■ **The task**
Your task is to repeat the listing exactly.

■ **Rows from a figure dataset**
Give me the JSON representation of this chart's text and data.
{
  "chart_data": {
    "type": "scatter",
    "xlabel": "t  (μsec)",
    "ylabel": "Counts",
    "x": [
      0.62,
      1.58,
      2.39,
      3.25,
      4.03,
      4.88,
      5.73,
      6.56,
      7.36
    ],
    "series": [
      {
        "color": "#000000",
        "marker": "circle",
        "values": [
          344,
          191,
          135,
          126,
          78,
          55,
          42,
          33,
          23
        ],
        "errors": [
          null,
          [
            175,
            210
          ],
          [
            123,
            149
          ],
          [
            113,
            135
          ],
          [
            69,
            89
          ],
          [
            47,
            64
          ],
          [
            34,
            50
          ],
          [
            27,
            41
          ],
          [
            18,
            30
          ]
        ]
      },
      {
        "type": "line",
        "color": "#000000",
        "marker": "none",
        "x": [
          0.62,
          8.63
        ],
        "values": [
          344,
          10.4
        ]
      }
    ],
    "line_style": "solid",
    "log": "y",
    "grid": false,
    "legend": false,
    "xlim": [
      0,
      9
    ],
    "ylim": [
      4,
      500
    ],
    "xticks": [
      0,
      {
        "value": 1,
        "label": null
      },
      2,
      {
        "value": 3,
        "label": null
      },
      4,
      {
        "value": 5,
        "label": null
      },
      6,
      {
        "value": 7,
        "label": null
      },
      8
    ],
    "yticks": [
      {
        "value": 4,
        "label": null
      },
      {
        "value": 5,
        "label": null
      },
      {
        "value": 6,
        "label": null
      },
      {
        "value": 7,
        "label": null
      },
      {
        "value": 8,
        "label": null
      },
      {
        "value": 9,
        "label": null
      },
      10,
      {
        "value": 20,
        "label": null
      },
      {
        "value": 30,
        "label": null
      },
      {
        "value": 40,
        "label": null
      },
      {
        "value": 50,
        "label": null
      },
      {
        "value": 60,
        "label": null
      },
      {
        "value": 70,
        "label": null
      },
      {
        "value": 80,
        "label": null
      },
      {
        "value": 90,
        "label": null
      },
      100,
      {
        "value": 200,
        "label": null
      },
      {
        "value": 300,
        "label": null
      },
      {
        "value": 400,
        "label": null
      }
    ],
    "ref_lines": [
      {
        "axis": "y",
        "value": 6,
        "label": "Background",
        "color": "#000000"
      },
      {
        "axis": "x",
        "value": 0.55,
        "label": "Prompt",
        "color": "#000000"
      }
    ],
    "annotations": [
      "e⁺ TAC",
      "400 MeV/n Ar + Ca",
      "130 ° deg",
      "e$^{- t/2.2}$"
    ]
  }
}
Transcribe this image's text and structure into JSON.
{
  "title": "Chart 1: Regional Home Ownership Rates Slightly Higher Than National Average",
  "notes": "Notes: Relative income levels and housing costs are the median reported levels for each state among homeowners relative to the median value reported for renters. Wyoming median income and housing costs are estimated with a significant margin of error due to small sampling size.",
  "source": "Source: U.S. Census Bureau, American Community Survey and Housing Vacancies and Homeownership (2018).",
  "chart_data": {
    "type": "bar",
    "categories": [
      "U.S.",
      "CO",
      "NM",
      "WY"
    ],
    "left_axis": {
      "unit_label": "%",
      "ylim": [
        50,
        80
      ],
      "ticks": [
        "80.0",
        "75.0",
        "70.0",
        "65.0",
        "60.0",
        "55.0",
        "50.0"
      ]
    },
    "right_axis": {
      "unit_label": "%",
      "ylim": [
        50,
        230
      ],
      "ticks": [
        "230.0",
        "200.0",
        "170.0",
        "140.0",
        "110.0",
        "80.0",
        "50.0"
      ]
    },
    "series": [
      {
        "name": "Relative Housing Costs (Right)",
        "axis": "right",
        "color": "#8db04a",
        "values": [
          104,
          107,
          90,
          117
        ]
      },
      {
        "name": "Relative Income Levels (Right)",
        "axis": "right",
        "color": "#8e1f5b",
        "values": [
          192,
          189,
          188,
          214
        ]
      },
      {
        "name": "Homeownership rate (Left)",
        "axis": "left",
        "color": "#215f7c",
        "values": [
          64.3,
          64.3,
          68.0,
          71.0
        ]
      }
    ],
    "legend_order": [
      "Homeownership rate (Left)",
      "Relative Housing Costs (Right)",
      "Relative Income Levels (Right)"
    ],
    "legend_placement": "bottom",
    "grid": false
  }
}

■ **Solution to the exercise**
Give me the JSON representation of this chart's text and data.
{
  "chart_data": {
    "type": "scatter",
    "xlabel": "t  (μsec)",
    "ylabel": "Counts",
    "x": [
      0.62,
      1.58,
      2.39,
      3.25,
      4.03,
      4.88,
      5.73,
      6.56,
      7.36
    ],
    "series": [
      {
        "color": "#000000",
        "marker": "circle",
        "values": [
          344,
          191,
          135,
          126,
          78,
          55,
          42,
          33,
          23
        ],
        "errors": [
          null,
          [
            175,
            210
          ],
          [
            123,
            149
          ],
          [
            113,
            135
          ],
          [
            69,
            89
          ],
          [
            47,
            64
          ],
          [
            34,
            50
          ],
          [
            27,
            41
          ],
          [
            18,
            30
          ]
        ]
      },
      {
        "type": "line",
        "color": "#000000",
        "marker": "none",
        "x": [
          0.62,
          8.63
        ],
        "values": [
          344,
          10.4
        ]
      }
    ],
    "line_style": "solid",
    "log": "y",
    "grid": false,
    "legend": false,
    "xlim": [
      0,
      9
    ],
    "ylim": [
      4,
      500
    ],
    "xticks": [
      0,
      {
        "value": 1,
        "label": null
      },
      2,
      {
        "value": 3,
        "label": null
      },
      4,
      {
        "value": 5,
        "label": null
      },
      6,
      {
        "value": 7,
        "label": null
      },
      8
    ],
    "yticks": [
      {
        "value": 4,
        "label": null
      },
      {
        "value": 5,
        "label": null
      },
      {
        "value": 6,
        "label": null
      },
      {
        "value": 7,
        "label": null
      },
      {
        "value": 8,
        "label": null
      },
      {
        "value": 9,
        "label": null
      },
      10,
      {
        "value": 20,
        "label": null
      },
      {
        "value": 30,
        "label": null
      },
      {
        "value": 40,
        "label": null
      },
      {
        "value": 50,
        "label": null
      },
      {
        "value": 60,
        "label": null
      },
      {
        "value": 70,
        "label": null
      },
      {
        "value": 80,
        "label": null
      },
      {
        "value": 90,
        "label": null
      },
      100,
      {
        "value": 200,
        "label": null
      },
      {
        "value": 300,
        "label": null
      },
      {
        "value": 400,
        "label": null
      }
    ],
    "ref_lines": [
      {
        "axis": "y",
        "value": 6,
        "label": "Background",
        "color": "#000000"
      },
      {
        "axis": "x",
        "value": 0.55,
        "label": "Prompt",
        "color": "#000000"
      }
    ],
    "annotations": [
      "e⁺ TAC",
      "400 MeV/n Ar + Ca",
      "130 ° deg",
      "e$^{- t/2.2}$"
    ]
  }
}
Transcribe this image's text and structure into JSON.
{
  "title": "Chart 1: Regional Home Ownership Rates Slightly Higher Than National Average",
  "notes": "Notes: Relative income levels and housing costs are the median reported levels for each state among homeowners relative to the median value reported for renters. Wyoming median income and housing costs are estimated with a significant margin of error due to small sampling size.",
  "source": "Source: U.S. Census Bureau, American Community Survey and Housing Vacancies and Homeownership (2018).",
  "chart_data": {
    "type": "bar",
    "categories": [
      "U.S.",
      "CO",
      "NM",
      "WY"
    ],
    "left_axis": {
      "unit_label": "%",
      "ylim": [
        50,
        80
      ],
      "ticks": [
        "80.0",
        "75.0",
        "70.0",
        "65.0",
        "60.0",
        "55.0",
        "50.0"
      ]
    },
    "right_axis": {
      "unit_label": "%",
      "ylim": [
        50,
        230
      ],
      "ticks": [
        "230.0",
        "200.0",
        "170.0",
        "140.0",
        "110.0",
        "80.0",
        "50.0"
      ]
    },
    "series": [
      {
        "name": "Relative Housing Costs (Right)",
        "axis": "right",
        "color": "#8db04a",
        "values": [
          104,
          107,
          90,
          117
        ]
      },
      {
        "name": "Relative Income Levels (Right)",
        "axis": "right",
        "color": "#8e1f5b",
        "values": [
          192,
          189,
          188,
          214
        ]
      },
      {
        "name": "Homeownership rate (Left)",
        "axis": "left",
        "color": "#215f7c",
        "values": [
          64.3,
          64.3,
          68.0,
          71.0
        ]
      }
    ],
    "legend_order": [
      "Homeownership rate (Left)",
      "Relative Housing Costs (Right)",
      "Relative Income Levels (Right)"
    ],
    "legend_placement": "bottom",
    "grid": false
  }
}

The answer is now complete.